# Short exercise:
Extract each line of the data and write it out again exactly.

+--

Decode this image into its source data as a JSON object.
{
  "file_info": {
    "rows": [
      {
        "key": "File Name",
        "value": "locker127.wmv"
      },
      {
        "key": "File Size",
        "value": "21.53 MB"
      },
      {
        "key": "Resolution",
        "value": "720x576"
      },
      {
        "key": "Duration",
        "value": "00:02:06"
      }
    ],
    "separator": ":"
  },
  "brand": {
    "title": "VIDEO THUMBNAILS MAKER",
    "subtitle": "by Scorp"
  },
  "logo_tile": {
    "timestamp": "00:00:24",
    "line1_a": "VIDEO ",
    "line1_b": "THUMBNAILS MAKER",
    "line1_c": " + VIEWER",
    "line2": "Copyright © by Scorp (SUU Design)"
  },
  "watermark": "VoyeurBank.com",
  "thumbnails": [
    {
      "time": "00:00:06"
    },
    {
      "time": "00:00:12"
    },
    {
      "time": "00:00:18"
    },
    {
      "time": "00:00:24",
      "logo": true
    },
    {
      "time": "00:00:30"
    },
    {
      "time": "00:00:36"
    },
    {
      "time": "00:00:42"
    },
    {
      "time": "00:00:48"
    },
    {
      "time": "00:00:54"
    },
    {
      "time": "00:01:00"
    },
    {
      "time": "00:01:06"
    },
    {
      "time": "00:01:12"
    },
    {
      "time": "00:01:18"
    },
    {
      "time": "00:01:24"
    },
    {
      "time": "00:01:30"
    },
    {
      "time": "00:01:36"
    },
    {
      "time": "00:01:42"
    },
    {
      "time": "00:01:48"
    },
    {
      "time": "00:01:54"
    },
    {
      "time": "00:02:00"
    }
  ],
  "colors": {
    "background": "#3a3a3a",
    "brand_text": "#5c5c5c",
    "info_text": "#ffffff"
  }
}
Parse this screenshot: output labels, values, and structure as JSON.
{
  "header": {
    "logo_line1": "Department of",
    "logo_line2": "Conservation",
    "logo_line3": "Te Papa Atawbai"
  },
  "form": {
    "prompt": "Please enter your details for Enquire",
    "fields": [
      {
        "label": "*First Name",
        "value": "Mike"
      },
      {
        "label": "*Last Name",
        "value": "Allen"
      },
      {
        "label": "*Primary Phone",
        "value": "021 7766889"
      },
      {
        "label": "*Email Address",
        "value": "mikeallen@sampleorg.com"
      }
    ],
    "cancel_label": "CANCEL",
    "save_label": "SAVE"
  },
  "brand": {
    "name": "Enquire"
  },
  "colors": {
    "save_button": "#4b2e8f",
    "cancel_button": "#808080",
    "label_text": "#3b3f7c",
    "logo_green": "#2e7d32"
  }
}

+--

# Solution to the problem:
Decode this image into its source data as a JSON object.
{
  "file_info": {
    "rows": [
      {
        "key": "File Name",
        "value": "locker127.wmv"
      },
      {
        "key": "File Size",
        "value": "21.53 MB"
      },
      {
        "key": "Resolution",
        "value": "720x576"
      },
      {
        "key": "Duration",
        "value": "00:02:06"
      }
    ],
    "separator": ":"
  },
  "brand": {
    "title": "VIDEO THUMBNAILS MAKER",
    "subtitle": "by Scorp"
  },
  "logo_tile": {
    "timestamp": "00:00:24",
    "line1_a": "VIDEO ",
    "line1_b": "THUMBNAILS MAKER",
    "line1_c": " + VIEWER",
    "line2": "Copyright © by Scorp (SUU Design)"
  },
  "watermark": "VoyeurBank.com",
  "thumbnails": [
    {
      "time": "00:00:06"
    },
    {
      "time": "00:00:12"
    },
    {
      "time": "00:00:18"
    },
    {
      "time": "00:00:24",
      "logo": true
    },
    {
      "time": "00:00:30"
    },
    {
      "time": "00:00:36"
    },
    {
      "time": "00:00:42"
    },
    {
      "time": "00:00:48"
    },
    {
      "time": "00:00:54"
    },
    {
      "time": "00:01:00"
    },
    {
      "time": "00:01:06"
    },
    {
      "time": "00:01:12"
    },
    {
      "time": "00:01:18"
    },
    {
      "time": "00:01:24"
    },
    {
      "time": "00:01:30"
    },
    {
      "time": "00:01:36"
    },
    {
      "time": "00:01:42"
    },
    {
      "time": "00:01:48"
    },
    {
      "time": "00:01:54"
    },
    {
      "time": "00:02:00"
    }
  ],
  "colors": {
    "background": "#3a3a3a",
    "brand_text": "#5c5c5c",
    "info_text": "#ffffff"
  }
}
Parse this screenshot: output labels, values, and structure as JSON.
{
  "header": {
    "logo_line1": "Department of",
    "logo_line2": "Conservation",
    "logo_line3": "Te Papa Atawbai"
  },
  "form": {
    "prompt": "Please enter your details for Enquire",
    "fields": [
      {
        "label": "*First Name",
        "value": "Mike"
      },
      {
        "label": "*Last Name",
        "value": "Allen"
      },
      {
        "label": "*Primary Phone",
        "value": "021 7766889"
      },
      {
        "label": "*Email Address",
        "value": "mikeallen@sampleorg.com"
      }
    ],
    "cancel_label": "CANCEL",
    "save_label": "SAVE"
  },
  "brand": {
    "name": "Enquire"
  },
  "colors": {
    "save_button": "#4b2e8f",
    "cancel_button": "#808080",
    "label_text": "#3b3f7c",
    "logo_green": "#2e7d32"
  }
}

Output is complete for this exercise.